(Recorded data)
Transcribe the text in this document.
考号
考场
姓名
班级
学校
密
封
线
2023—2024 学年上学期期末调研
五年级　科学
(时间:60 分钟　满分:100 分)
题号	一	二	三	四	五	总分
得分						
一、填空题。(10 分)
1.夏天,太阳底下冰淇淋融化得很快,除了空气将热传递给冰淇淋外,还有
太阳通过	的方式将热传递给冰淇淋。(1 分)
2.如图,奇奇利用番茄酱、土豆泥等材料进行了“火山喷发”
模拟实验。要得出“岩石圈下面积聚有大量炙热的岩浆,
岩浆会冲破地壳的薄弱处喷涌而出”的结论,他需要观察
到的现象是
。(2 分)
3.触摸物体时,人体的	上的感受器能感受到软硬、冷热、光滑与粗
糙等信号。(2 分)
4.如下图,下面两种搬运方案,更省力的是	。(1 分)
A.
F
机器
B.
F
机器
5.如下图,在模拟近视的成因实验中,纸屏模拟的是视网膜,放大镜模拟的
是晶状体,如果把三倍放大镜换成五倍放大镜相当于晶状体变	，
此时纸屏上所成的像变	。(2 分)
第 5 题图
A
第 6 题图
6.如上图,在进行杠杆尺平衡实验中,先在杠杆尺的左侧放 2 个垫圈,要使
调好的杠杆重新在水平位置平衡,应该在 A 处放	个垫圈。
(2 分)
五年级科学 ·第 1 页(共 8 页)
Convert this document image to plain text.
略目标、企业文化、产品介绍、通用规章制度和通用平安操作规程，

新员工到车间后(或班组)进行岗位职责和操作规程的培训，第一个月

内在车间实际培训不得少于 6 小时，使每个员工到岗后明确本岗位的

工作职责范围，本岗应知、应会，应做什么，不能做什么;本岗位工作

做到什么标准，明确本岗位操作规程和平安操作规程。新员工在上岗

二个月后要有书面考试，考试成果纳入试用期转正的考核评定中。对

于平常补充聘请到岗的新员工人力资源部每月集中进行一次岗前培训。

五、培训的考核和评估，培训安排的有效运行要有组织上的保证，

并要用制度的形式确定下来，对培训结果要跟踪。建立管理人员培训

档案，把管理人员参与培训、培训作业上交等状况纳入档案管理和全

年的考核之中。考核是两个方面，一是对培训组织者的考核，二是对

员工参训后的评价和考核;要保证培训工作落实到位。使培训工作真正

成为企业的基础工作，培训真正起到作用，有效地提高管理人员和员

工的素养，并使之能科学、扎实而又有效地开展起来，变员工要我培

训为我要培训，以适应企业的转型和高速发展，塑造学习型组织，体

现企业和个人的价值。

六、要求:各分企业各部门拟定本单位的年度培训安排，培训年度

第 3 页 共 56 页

(Aim of the exercise)
Restate the records, all of them, precisely as written.

(Exercise output)
Transcribe the text in this document.
考号
考场
姓名
班级
学校
密
封
线
2023—2024 学年上学期期末调研
五年级　科学
(时间:60 分钟　满分:100 分)
题号	一	二	三	四	五	总分
得分						
一、填空题。(10 分)
1.夏天,太阳底下冰淇淋融化得很快,除了空气将热传递给冰淇淋外,还有
太阳通过	的方式将热传递给冰淇淋。(1 分)
2.如图,奇奇利用番茄酱、土豆泥等材料进行了“火山喷发”
模拟实验。要得出“岩石圈下面积聚有大量炙热的岩浆,
岩浆会冲破地壳的薄弱处喷涌而出”的结论,他需要观察
到的现象是
。(2 分)
3.触摸物体时,人体的	上的感受器能感受到软硬、冷热、光滑与粗
糙等信号。(2 分)
4.如下图,下面两种搬运方案,更省力的是	。(1 分)
A.
F
机器
B.
F
机器
5.如下图,在模拟近视的成因实验中,纸屏模拟的是视网膜,放大镜模拟的
是晶状体,如果把三倍放大镜换成五倍放大镜相当于晶状体变	，
此时纸屏上所成的像变	。(2 分)
第 5 题图
A
第 6 题图
6.如上图,在进行杠杆尺平衡实验中,先在杠杆尺的左侧放 2 个垫圈,要使
调好的杠杆重新在水平位置平衡,应该在 A 处放	个垫圈。
(2 分)
五年级科学 ·第 1 页(共 8 页)
Convert this document image to plain text.
略目标、企业文化、产品介绍、通用规章制度和通用平安操作规程，

新员工到车间后(或班组)进行岗位职责和操作规程的培训，第一个月

内在车间实际培训不得少于 6 小时，使每个员工到岗后明确本岗位的

工作职责范围，本岗应知、应会，应做什么，不能做什么;本岗位工作

做到什么标准，明确本岗位操作规程和平安操作规程。新员工在上岗

二个月后要有书面考试，考试成果纳入试用期转正的考核评定中。对

于平常补充聘请到岗的新员工人力资源部每月集中进行一次岗前培训。

五、培训的考核和评估，培训安排的有效运行要有组织上的保证，

并要用制度的形式确定下来，对培训结果要跟踪。建立管理人员培训

档案，把管理人员参与培训、培训作业上交等状况纳入档案管理和全

年的考核之中。考核是两个方面，一是对培训组织者的考核，二是对

员工参训后的评价和考核;要保证培训工作落实到位。使培训工作真正

成为企业的基础工作，培训真正起到作用，有效地提高管理人员和员

工的素养，并使之能科学、扎实而又有效地开展起来，变员工要我培

训为我要培训，以适应企业的转型和高速发展，塑造学习型组织，体

现企业和个人的价值。

六、要求:各分企业各部门拟定本单位的年度培训安排，培训年度

第 3 页 共 56 页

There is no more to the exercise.